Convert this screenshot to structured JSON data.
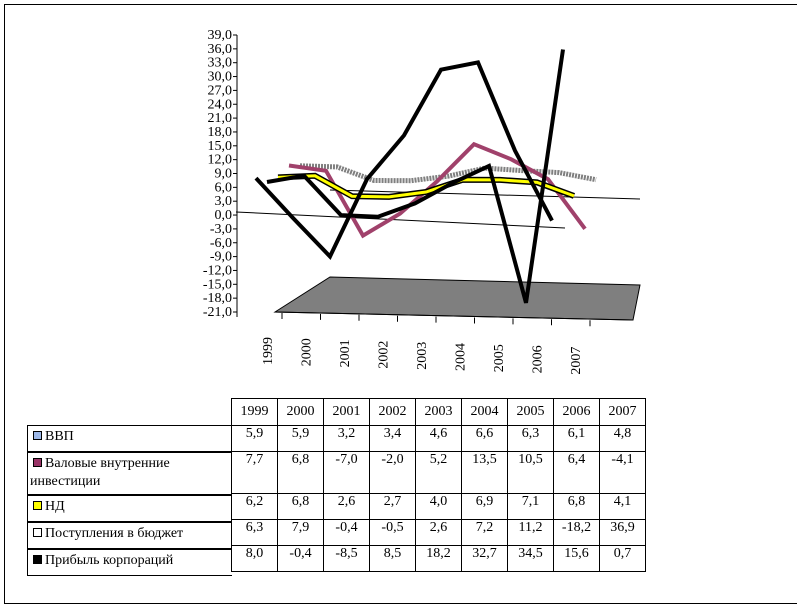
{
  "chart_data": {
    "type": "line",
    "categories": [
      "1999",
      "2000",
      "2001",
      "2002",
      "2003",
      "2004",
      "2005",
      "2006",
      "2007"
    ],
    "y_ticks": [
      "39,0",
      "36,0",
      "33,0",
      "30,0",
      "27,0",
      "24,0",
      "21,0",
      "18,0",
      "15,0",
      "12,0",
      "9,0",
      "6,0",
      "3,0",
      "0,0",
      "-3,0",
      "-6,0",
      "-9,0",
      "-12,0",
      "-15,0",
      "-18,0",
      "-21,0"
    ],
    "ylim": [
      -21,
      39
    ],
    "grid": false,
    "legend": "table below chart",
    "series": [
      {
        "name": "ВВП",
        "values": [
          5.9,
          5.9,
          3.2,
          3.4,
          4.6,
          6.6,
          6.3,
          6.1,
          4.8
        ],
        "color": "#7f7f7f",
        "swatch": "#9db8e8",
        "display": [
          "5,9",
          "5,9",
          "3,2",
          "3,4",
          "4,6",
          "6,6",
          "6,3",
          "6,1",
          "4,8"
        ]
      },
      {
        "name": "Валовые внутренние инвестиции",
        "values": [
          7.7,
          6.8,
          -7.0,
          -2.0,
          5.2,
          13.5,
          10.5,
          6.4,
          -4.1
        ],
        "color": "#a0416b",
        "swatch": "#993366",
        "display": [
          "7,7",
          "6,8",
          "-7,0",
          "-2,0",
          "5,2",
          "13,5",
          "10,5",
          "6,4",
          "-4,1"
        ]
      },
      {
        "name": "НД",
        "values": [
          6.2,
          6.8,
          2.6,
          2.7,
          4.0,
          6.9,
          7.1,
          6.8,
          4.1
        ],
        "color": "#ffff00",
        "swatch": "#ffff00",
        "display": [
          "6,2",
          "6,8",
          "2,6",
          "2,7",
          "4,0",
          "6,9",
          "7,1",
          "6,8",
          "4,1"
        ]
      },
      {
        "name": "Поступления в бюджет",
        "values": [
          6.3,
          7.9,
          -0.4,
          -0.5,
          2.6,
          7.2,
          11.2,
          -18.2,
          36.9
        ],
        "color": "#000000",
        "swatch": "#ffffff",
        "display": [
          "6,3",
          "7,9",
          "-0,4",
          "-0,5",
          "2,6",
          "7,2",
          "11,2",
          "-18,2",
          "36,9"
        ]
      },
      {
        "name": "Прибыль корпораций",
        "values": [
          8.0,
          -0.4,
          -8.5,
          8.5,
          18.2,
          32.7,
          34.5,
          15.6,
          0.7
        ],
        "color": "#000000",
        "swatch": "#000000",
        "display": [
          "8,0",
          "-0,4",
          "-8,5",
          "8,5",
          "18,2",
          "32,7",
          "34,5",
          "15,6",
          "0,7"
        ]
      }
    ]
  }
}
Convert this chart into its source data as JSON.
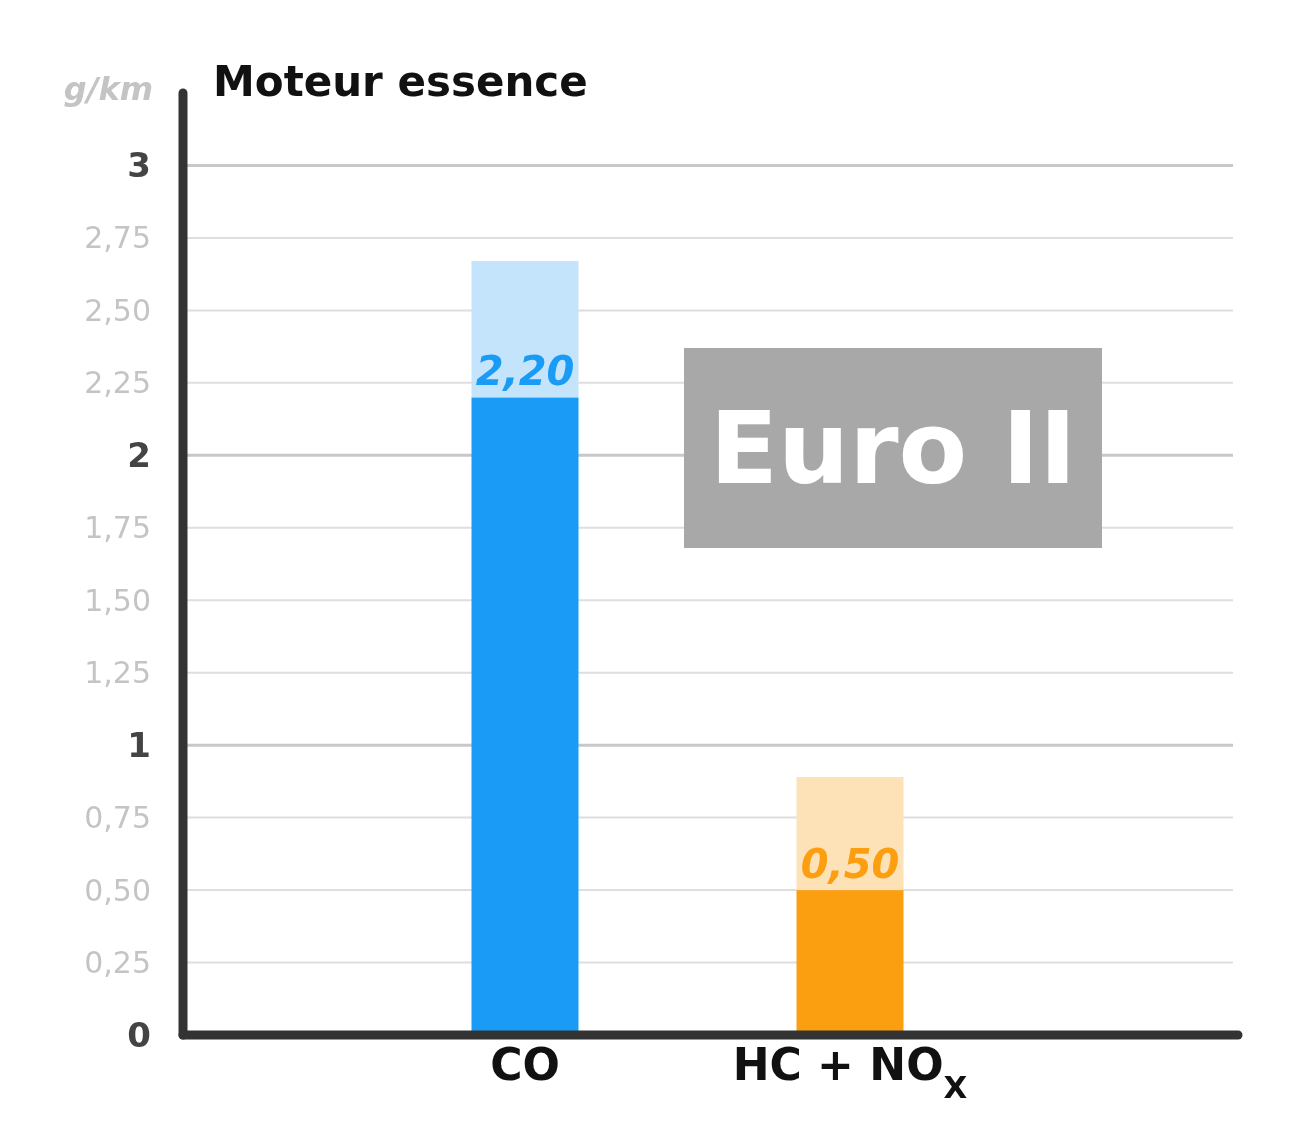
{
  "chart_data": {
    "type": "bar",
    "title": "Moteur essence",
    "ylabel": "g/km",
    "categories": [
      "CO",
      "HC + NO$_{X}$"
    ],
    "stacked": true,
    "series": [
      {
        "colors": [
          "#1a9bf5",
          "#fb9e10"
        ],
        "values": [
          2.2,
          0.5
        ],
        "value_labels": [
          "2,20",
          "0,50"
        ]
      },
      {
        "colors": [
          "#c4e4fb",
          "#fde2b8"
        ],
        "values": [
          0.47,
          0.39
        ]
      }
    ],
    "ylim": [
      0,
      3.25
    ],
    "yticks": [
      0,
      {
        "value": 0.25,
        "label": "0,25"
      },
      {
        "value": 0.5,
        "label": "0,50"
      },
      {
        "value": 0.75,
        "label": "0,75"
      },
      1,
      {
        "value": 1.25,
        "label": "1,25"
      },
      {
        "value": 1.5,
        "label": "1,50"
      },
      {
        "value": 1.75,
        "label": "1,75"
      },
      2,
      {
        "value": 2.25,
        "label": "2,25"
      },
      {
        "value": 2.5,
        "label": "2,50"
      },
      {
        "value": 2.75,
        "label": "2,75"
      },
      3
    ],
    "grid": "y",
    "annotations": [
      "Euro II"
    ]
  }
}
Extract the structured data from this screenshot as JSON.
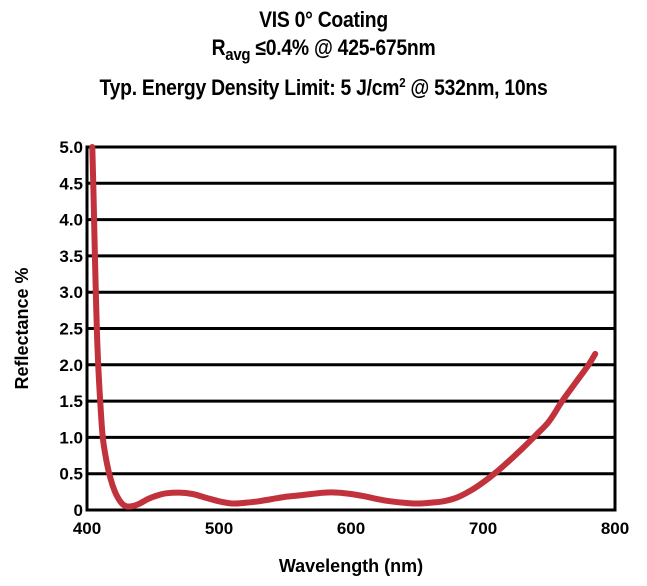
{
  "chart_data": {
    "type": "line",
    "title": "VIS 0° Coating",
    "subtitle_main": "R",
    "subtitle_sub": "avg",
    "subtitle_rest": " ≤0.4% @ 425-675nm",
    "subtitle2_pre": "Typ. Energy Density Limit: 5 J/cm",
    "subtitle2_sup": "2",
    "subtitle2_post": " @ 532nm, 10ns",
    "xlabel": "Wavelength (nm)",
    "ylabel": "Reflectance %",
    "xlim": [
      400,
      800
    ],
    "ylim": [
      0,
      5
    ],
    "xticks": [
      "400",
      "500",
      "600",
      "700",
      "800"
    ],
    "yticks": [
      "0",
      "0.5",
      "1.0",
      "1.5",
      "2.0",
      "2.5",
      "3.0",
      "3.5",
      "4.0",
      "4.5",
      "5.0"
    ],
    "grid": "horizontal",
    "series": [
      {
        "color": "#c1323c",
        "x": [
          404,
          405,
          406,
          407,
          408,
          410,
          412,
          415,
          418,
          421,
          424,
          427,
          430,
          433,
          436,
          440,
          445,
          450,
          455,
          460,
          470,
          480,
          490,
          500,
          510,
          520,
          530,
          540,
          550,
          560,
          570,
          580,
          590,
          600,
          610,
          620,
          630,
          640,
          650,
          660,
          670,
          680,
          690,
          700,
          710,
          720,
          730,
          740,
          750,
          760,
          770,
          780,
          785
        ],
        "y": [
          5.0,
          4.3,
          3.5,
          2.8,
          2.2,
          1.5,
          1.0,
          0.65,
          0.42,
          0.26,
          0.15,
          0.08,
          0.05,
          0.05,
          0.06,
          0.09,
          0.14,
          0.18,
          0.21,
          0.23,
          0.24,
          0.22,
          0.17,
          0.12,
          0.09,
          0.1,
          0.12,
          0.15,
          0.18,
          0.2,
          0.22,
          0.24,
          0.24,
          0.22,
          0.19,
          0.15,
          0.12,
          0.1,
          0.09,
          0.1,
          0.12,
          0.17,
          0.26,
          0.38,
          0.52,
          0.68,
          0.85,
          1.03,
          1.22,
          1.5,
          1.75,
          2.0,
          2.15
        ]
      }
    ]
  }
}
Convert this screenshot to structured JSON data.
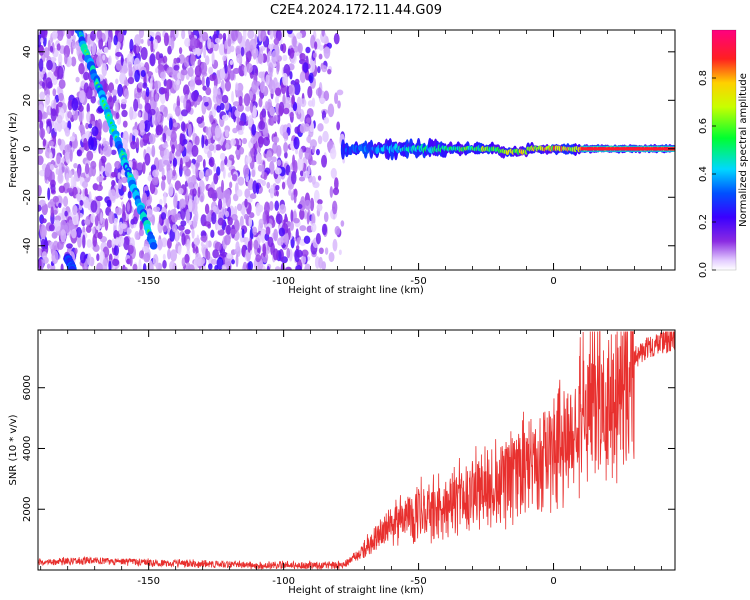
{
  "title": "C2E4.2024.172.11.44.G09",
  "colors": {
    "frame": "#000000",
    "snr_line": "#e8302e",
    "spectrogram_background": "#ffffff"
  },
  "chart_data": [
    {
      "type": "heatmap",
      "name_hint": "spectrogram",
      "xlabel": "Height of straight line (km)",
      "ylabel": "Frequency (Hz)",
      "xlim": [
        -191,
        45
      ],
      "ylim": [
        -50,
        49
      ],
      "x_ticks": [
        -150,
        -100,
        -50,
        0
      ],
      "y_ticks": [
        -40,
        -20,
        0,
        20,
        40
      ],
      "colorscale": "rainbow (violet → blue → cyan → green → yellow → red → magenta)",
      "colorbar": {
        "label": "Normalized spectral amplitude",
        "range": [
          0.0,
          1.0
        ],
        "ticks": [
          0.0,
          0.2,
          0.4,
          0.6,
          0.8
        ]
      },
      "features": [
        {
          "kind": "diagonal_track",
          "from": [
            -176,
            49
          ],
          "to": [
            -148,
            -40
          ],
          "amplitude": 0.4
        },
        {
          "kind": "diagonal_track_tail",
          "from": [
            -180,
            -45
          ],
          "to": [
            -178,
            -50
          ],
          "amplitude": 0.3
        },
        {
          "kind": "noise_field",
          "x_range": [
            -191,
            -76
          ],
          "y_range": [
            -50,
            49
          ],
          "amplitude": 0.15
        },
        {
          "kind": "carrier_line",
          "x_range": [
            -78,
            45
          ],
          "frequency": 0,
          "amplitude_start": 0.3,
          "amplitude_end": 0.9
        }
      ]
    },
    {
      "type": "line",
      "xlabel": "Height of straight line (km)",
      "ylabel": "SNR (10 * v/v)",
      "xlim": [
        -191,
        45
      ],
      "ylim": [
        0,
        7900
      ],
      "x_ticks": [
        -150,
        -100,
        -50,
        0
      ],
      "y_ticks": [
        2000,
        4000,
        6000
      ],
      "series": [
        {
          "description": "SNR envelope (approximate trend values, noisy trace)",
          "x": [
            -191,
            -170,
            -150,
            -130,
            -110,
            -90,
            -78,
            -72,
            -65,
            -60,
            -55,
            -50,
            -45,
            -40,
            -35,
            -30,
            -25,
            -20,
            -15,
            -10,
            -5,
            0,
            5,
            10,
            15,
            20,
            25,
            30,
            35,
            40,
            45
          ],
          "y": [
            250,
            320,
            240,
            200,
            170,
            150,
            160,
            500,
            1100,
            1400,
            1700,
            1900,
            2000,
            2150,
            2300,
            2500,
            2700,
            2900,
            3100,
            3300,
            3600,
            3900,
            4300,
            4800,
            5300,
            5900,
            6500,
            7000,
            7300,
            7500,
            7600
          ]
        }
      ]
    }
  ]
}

————————

From the entries above, collect every line with the string "ffffff" in it.

        "swatch": "#ffffff",
    "spectrogram_background": "#ffffff"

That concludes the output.